▶ REQUIREMENT A: In the Polestar sale agreement excerpt, why does Section 4.1 say that nothing in the agreement creates a principal-agent or employer-employee relationship between Seller and Purchaser?
▶ REQUIREMENT B: Write what follows in the Polestar sale agreement excerpt, starting with the wording of clause 5.1 under "Prices and payment."

-------- DOCUMENT EXCERPT --------

Seller will timely, provide all information, documentation and data, related to the importation process, necessary to ensure compliance with all applicable laws and regulations for the distribution of Polestar Vehicles in the Territory.

 

3.

Undertakings of Purchaser

 

  3.1.

Purchaser will purchase the Polestar Vehicles from Seller upon arrival in the Territory.

 

  3.2.

Purchaser is responsible to retrieve, without Seller’s involvement, all information, documentation and data, which is not covered under Section 2.3 above, but is necessary to ensure compliance with all applicable laws and regulations for the distribution of Polestar Vehicles into the Territory.

 

4.

Common undertakings of the Parties

 

  4.1.

Neither Party may, without the express written authority of the other Party, enter into any contract, undertakings, or agreements whatsoever on behalf of the other Party. It is thus understood between the Parties that nothing herein contained will create a relationship of principal and agent or employer and employee between Seller and Purchaser or any of the Parties’ Affiliates.

 

  4.2.

Neither Party is authorized to accept service of legal process, under any circumstances, on behalf of the other Party. If any legal proceedings are served on a Party due to the arrangements under this Sale & Purchase Agreement, such Party will immediately inform the other Party of such proceedings.

 

5.

Prices and payment

 

  5.1.

-------- STORED RECORDS --------

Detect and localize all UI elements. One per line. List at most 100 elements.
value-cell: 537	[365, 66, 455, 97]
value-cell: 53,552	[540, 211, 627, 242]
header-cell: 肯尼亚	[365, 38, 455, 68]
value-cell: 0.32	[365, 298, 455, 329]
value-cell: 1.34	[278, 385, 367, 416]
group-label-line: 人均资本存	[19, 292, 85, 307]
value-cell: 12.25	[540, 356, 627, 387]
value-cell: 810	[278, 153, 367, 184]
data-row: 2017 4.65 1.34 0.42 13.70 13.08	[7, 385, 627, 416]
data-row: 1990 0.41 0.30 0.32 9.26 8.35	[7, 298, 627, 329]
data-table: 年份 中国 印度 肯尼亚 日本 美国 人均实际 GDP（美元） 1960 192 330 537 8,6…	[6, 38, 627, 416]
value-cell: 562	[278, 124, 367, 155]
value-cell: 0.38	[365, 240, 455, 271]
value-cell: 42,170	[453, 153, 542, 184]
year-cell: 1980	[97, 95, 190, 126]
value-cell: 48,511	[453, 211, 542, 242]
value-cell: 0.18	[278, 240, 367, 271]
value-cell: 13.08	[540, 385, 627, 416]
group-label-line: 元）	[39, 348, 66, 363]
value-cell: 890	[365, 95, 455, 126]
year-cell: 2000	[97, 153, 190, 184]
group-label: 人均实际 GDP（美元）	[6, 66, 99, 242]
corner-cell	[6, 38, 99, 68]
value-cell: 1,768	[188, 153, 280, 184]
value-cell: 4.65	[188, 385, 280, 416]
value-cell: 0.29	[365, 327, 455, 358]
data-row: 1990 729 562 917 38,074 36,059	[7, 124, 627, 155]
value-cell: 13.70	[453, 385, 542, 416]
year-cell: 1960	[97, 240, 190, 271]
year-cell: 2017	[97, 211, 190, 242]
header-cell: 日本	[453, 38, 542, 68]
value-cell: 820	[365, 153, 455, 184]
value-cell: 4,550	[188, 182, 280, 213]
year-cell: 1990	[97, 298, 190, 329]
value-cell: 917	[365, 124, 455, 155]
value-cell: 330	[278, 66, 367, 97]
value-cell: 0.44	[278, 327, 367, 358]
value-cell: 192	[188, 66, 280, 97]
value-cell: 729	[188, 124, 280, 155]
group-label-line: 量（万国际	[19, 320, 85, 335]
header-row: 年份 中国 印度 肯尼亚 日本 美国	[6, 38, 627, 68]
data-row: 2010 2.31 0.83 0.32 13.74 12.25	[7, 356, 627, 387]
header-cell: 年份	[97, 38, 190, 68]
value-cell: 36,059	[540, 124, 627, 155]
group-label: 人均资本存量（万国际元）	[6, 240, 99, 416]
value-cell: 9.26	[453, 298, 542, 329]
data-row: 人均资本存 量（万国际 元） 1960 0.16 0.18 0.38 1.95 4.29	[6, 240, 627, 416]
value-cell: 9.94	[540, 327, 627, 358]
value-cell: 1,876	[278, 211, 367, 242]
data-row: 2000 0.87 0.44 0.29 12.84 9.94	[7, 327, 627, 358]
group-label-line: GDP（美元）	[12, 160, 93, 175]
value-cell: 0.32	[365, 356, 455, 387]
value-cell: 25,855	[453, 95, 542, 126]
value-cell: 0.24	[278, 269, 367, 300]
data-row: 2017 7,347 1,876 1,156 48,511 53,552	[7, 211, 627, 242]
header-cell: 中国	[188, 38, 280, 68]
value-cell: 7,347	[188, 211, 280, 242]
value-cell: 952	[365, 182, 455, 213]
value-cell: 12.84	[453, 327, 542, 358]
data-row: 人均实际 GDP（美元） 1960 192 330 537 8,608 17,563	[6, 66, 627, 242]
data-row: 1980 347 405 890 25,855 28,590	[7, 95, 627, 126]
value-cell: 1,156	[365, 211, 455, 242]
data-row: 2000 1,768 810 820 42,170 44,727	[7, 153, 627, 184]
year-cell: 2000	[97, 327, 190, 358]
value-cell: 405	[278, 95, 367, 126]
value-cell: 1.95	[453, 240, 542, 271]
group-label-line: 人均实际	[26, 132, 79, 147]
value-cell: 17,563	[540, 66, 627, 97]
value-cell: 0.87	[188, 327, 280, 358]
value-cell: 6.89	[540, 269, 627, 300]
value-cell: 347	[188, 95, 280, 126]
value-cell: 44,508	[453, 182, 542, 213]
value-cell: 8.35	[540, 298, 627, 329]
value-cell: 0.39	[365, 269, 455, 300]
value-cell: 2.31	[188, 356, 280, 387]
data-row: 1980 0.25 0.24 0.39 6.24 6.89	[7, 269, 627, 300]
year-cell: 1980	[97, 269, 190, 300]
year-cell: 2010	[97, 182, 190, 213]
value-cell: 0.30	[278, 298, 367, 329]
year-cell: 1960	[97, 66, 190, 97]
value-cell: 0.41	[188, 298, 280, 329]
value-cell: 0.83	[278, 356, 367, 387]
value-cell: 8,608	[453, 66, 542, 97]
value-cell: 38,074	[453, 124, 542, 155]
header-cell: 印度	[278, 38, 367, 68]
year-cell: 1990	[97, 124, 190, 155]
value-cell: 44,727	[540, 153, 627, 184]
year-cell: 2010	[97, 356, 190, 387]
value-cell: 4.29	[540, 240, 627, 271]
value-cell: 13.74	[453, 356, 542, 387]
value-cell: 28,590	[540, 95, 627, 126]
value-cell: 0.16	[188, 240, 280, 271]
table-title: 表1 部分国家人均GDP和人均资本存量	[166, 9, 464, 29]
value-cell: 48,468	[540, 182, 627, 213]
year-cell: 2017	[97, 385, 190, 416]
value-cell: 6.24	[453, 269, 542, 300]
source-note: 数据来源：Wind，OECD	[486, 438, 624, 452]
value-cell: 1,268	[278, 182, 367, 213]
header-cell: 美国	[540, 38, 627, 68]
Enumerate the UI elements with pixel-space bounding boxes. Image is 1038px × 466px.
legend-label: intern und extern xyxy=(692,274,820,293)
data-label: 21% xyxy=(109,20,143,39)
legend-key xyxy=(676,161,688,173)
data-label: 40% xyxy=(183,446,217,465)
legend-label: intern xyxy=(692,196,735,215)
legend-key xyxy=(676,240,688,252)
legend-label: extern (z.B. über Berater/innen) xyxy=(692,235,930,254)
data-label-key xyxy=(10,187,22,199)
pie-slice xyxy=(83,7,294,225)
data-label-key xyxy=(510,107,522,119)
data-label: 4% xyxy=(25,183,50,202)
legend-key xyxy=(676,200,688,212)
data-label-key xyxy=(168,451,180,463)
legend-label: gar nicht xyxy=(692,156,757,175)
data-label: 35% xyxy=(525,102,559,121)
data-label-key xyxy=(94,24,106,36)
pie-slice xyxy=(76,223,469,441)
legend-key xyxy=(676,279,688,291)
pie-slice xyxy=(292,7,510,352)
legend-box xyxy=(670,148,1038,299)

--------

▶ EXERCISE RESPONSE A: The excerpt ties that statement, with the word "thus," to the rule before it: neither Party may enter into any contract, undertaking, or agreement on behalf of the other Party without that Party's express written authority.

▶ EXERCISE RESPONSE B:
The Parties agree that all prices and compensations for Polestar Vehicles payable by Purchaser to Seller (“Transfer Price”) will be established on an arm’s length basis as outlined in Appendix A.

 

  5.2.

The invoice for a Polestar Vehicle shall be issued by the Seller to the Purchaser when the Polestar Vehicle has arrived to the US port of arrival at the named place referenced on the bill of lading. Invoices may be generated electronically.

 

  5.3.

The payment terms below will apply unless separately agreed between Seller and Purchaser.

 

  5.4.

Purchaser will pay Seller for the Polestar Vehicles within 45 days of the date of invoice unless otherwise agreed between the Parties.

 

  5.5.

Payment made later than 15 days after the due date will automatically be subject to interest for late payments for each day it is not paid and the interest shall be based on the one-month applicable interbank rate, depending on invoice and currency, with an addition of two per cent (2.0%) per annum.

 

  5.6.

If Purchaser is in default in making any payment to Seller, Seller will have the right to postpone, subject to two weeks prior written notice, its obligations under this Sale & Purchase Agreement until payment is received. Any postponement or termination of Seller’s obligations under this Sale & Purchase Agreement will have no effect on Seller’s obligations or commitments under any other agreement between the Parties.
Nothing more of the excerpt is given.